[Dataset rows]
-- -- --
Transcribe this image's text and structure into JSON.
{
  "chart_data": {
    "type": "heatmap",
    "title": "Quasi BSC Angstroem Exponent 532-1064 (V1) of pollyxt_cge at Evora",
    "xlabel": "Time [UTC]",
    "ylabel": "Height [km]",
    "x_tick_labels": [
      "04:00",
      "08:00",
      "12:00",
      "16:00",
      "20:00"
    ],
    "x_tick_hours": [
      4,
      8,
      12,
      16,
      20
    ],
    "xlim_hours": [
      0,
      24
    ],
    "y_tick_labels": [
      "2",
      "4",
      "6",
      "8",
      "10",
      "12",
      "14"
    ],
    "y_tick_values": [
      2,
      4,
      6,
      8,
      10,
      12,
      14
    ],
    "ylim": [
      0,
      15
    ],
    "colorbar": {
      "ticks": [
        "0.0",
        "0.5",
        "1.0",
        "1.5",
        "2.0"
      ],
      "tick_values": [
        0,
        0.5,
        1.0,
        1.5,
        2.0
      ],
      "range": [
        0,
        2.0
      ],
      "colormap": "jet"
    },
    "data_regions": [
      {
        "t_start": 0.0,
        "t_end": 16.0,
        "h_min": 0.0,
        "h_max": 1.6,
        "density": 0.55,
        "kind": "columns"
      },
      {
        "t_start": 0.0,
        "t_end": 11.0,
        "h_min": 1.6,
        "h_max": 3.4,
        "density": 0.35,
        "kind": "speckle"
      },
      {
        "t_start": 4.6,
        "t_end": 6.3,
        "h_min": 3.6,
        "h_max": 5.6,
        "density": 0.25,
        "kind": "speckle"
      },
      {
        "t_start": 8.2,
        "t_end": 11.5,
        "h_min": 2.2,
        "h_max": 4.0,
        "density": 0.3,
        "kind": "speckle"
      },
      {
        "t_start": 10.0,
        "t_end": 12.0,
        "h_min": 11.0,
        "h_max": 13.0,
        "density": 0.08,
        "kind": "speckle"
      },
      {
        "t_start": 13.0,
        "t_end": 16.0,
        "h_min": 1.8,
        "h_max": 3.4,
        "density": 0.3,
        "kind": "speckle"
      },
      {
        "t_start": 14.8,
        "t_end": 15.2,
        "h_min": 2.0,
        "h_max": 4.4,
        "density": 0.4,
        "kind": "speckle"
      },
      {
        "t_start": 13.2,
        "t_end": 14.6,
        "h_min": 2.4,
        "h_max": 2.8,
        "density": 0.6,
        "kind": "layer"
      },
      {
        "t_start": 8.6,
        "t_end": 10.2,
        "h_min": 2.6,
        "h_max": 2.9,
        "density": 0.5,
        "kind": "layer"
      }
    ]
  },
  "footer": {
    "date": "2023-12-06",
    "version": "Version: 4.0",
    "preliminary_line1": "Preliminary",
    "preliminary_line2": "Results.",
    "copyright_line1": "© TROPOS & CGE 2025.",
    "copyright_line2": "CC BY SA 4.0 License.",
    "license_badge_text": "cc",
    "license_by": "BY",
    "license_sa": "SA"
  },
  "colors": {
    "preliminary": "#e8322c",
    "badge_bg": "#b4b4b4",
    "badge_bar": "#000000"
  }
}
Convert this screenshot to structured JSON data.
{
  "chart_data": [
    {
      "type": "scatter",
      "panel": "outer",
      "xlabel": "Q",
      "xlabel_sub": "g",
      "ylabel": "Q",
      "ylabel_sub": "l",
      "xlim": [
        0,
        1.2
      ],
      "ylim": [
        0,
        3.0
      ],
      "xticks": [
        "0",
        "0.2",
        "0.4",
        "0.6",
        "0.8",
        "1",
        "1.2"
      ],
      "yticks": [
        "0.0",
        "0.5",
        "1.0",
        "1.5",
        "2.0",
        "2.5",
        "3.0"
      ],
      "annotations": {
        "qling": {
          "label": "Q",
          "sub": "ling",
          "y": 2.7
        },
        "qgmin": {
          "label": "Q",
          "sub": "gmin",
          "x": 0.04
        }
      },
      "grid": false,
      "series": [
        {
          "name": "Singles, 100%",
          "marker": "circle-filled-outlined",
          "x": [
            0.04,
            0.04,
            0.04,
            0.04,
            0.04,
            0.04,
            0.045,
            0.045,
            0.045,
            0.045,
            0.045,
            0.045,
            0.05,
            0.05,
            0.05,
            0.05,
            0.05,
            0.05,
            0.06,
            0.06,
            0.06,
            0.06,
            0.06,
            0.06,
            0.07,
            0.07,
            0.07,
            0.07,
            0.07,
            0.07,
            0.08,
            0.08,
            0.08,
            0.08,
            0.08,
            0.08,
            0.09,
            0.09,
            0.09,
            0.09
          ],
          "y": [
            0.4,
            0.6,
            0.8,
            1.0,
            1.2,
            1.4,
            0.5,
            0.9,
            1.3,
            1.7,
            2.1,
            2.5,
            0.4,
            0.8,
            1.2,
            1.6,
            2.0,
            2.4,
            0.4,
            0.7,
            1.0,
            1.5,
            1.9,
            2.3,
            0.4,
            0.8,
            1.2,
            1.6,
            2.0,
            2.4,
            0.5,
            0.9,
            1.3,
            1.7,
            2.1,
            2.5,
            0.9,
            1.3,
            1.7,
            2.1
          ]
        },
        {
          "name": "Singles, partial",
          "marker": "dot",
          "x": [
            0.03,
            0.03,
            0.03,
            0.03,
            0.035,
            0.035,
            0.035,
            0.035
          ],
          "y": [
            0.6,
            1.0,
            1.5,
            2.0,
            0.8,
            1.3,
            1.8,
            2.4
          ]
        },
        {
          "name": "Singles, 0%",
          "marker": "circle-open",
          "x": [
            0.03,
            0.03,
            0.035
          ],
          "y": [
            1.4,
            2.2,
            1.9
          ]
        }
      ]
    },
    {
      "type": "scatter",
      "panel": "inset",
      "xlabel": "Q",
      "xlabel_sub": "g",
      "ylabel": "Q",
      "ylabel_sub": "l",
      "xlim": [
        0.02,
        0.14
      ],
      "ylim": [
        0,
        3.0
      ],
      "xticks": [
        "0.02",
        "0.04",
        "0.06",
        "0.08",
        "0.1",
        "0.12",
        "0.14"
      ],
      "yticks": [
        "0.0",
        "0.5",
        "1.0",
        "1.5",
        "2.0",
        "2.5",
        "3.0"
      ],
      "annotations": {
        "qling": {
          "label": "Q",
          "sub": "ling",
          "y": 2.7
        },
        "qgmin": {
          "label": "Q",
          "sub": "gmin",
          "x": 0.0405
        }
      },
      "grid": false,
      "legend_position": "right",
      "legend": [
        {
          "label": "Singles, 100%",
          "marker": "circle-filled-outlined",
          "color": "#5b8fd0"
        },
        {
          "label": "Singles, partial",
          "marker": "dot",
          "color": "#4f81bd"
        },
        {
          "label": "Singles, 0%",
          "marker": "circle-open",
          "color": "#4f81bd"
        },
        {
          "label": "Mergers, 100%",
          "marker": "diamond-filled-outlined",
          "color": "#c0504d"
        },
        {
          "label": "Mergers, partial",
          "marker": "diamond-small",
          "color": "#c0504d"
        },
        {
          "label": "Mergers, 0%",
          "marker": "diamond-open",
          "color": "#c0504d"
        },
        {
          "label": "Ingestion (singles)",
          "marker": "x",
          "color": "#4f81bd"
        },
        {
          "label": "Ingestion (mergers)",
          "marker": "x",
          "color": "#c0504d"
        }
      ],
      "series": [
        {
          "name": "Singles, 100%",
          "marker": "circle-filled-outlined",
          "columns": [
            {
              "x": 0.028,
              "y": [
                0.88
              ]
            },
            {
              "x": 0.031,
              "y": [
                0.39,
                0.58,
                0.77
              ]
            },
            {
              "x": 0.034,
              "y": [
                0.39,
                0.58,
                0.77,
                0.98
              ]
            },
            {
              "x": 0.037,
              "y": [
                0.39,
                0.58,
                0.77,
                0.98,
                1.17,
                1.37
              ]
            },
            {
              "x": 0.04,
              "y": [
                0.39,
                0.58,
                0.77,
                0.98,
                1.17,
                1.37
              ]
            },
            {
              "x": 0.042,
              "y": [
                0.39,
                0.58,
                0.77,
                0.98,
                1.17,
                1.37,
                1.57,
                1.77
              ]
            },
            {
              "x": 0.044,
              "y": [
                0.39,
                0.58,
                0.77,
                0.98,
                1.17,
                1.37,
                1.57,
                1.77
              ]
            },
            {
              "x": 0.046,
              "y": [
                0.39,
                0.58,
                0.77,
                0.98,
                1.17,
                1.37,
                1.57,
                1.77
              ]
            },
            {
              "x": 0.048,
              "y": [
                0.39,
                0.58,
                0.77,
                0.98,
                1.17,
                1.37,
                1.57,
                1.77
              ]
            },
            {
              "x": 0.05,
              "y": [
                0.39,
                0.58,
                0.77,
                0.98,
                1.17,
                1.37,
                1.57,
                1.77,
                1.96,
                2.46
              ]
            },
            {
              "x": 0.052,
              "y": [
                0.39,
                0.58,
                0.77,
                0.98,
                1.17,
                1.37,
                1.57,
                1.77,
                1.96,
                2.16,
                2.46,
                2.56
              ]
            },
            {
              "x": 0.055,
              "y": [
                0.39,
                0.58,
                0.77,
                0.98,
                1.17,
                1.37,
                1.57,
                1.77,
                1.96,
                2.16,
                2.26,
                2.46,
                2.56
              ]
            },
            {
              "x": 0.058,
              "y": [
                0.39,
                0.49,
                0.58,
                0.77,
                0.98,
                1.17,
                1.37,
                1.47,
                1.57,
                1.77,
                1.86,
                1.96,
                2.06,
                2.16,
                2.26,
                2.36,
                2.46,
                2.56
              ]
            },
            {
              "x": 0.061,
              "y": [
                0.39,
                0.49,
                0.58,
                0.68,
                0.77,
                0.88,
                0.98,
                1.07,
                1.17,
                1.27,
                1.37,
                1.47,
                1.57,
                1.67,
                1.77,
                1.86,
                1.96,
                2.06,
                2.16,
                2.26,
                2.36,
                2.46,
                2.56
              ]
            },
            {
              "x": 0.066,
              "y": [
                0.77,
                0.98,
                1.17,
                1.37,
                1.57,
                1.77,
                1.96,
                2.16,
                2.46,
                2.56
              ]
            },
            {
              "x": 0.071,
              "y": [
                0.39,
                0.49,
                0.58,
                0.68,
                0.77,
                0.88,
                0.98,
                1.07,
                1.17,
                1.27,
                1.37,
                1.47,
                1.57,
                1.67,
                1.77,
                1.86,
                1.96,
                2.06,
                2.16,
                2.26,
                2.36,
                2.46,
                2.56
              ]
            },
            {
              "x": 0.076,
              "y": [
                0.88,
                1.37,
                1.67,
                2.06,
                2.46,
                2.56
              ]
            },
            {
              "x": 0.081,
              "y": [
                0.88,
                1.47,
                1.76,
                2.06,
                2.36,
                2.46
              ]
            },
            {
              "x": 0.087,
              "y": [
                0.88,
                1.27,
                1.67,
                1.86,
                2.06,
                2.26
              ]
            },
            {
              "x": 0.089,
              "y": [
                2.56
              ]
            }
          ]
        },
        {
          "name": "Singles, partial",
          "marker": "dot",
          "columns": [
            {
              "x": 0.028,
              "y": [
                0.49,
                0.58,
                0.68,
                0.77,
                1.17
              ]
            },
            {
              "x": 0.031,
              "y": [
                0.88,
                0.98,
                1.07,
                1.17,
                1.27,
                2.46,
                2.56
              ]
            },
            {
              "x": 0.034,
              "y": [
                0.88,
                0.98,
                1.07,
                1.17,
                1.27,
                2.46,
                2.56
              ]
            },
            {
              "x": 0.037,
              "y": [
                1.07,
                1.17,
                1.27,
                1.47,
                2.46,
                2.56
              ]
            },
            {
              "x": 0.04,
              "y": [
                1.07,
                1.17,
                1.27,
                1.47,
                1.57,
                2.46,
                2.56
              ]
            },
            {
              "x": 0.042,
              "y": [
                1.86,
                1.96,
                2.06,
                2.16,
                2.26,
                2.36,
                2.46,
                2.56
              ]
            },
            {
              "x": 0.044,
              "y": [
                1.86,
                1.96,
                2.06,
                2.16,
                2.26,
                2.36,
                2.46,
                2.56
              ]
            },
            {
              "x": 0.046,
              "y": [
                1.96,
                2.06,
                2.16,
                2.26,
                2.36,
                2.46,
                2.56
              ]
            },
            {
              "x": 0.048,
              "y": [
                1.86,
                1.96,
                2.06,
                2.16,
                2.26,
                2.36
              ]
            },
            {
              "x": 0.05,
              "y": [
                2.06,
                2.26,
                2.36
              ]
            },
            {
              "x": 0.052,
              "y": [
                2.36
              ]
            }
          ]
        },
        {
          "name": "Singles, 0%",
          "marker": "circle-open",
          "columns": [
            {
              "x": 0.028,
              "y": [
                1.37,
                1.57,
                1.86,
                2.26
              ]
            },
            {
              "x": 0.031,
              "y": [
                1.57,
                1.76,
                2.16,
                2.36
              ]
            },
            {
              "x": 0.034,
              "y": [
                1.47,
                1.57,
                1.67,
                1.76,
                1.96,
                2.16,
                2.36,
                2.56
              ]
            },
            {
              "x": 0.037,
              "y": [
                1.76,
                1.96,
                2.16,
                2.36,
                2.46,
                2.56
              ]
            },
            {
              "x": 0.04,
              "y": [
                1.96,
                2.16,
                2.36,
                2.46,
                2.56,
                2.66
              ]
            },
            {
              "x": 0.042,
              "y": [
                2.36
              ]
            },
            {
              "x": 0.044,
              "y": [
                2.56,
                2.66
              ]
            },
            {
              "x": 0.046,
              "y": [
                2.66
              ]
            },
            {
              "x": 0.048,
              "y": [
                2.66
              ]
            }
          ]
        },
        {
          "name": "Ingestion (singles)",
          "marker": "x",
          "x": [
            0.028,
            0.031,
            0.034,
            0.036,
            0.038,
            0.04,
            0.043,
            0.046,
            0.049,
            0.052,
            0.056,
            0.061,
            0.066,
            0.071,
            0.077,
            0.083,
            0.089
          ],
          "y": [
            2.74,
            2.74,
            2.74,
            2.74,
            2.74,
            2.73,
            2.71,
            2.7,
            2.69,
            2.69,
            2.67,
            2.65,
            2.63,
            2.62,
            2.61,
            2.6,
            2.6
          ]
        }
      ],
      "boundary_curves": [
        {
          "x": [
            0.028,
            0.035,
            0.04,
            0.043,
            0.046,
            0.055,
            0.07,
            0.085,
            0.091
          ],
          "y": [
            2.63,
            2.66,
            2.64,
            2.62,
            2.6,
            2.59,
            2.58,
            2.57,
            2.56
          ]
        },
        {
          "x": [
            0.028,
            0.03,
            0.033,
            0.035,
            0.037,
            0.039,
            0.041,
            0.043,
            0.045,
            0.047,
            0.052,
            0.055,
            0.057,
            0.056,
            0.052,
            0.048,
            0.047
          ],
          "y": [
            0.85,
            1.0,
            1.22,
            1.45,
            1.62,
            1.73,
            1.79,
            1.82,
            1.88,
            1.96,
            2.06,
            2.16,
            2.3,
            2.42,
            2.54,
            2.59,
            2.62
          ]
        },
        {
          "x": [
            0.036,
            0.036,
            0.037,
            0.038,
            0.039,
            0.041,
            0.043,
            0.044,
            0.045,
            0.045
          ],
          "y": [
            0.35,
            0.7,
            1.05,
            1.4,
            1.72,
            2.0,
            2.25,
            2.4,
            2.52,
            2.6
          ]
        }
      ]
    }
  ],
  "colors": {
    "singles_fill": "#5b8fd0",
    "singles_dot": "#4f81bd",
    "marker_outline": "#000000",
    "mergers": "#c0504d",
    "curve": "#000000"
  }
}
-- -- --
◆ What to produce:
From the data above, pick out each line containing "JSON" and copy it.

◆ Problem solution:
Transcribe this image's text and structure into JSON.
Convert this screenshot to structured JSON data.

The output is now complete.